**SHORT PROBLEM**
Copy each line below that contains "What".

------------------------

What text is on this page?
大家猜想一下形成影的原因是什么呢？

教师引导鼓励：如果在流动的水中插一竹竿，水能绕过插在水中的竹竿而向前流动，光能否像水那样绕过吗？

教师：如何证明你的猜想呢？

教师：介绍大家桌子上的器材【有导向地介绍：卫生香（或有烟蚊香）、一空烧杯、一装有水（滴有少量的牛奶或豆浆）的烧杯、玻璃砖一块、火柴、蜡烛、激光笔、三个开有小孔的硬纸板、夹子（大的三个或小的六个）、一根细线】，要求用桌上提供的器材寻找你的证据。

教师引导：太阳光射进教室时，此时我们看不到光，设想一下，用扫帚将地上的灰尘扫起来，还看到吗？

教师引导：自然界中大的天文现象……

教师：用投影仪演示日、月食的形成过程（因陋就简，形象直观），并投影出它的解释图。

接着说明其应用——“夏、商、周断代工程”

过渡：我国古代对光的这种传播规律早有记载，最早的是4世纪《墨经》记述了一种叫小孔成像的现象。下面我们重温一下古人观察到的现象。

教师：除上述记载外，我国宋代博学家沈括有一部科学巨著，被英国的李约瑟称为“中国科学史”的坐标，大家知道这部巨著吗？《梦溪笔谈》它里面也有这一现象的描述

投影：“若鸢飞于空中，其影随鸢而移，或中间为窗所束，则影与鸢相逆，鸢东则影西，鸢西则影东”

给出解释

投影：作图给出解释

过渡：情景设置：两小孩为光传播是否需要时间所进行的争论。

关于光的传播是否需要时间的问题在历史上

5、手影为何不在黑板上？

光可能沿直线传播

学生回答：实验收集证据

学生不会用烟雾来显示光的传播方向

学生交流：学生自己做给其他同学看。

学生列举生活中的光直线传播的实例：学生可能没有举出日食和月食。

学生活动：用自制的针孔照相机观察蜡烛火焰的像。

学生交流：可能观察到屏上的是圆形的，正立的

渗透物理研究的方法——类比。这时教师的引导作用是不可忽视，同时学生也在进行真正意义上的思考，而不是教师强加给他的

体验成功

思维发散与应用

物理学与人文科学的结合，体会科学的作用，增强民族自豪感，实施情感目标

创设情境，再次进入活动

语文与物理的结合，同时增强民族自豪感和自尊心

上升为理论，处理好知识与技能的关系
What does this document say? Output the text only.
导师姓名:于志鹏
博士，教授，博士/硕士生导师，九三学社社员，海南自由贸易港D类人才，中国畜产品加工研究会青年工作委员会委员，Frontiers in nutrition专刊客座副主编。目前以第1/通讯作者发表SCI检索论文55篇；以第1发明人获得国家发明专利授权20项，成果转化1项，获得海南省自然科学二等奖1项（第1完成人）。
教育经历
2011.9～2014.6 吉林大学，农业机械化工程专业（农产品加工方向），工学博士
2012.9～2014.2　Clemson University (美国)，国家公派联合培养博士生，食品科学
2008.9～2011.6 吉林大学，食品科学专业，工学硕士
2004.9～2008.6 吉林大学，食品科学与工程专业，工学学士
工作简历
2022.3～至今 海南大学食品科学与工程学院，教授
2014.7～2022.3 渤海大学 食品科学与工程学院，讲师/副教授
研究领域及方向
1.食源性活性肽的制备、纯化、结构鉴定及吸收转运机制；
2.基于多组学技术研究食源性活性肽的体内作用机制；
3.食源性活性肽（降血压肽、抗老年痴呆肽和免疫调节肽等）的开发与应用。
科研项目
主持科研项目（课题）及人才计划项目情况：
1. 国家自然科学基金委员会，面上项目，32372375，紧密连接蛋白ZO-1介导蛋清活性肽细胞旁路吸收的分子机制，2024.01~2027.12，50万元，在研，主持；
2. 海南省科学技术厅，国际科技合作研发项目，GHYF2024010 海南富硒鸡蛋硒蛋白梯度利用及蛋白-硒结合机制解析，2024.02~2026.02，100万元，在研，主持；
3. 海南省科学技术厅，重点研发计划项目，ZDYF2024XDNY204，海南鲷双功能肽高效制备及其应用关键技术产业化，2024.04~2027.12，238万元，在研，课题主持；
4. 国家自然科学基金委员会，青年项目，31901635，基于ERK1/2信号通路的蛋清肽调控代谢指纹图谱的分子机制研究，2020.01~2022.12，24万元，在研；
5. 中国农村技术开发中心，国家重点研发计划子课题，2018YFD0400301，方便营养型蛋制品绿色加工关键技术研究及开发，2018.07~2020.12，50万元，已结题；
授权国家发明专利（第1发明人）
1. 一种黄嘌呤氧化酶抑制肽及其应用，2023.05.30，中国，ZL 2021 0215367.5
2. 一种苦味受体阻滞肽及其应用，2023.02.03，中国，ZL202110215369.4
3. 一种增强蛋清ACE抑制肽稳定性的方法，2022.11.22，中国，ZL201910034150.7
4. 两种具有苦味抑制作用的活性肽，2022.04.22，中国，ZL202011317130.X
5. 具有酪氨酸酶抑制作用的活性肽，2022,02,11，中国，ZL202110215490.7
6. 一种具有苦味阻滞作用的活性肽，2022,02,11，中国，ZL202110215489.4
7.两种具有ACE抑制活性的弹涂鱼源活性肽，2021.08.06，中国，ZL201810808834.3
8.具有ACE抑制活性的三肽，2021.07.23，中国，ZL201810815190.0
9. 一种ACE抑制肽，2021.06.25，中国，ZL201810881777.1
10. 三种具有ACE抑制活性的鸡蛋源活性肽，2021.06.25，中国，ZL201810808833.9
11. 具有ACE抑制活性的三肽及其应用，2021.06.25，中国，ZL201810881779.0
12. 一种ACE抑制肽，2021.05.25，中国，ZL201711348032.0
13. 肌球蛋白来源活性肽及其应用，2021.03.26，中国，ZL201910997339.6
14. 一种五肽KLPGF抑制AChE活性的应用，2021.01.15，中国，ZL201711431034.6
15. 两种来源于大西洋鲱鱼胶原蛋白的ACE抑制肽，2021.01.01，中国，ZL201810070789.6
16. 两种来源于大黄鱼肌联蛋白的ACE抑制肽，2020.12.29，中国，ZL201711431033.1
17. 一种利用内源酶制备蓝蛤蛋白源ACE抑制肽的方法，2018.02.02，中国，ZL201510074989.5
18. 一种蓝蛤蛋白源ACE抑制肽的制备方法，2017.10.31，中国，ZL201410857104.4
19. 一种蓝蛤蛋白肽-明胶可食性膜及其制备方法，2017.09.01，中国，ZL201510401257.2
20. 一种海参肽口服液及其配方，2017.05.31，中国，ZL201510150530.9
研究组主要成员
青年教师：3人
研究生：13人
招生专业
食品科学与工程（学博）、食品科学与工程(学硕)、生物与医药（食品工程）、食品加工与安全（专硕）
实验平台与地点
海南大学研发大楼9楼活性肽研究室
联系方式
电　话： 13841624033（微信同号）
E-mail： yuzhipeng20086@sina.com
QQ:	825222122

------------------------

**ANSWER TO THIS PROBLEM**
What text is on this page?
What does this document say? Output the text only.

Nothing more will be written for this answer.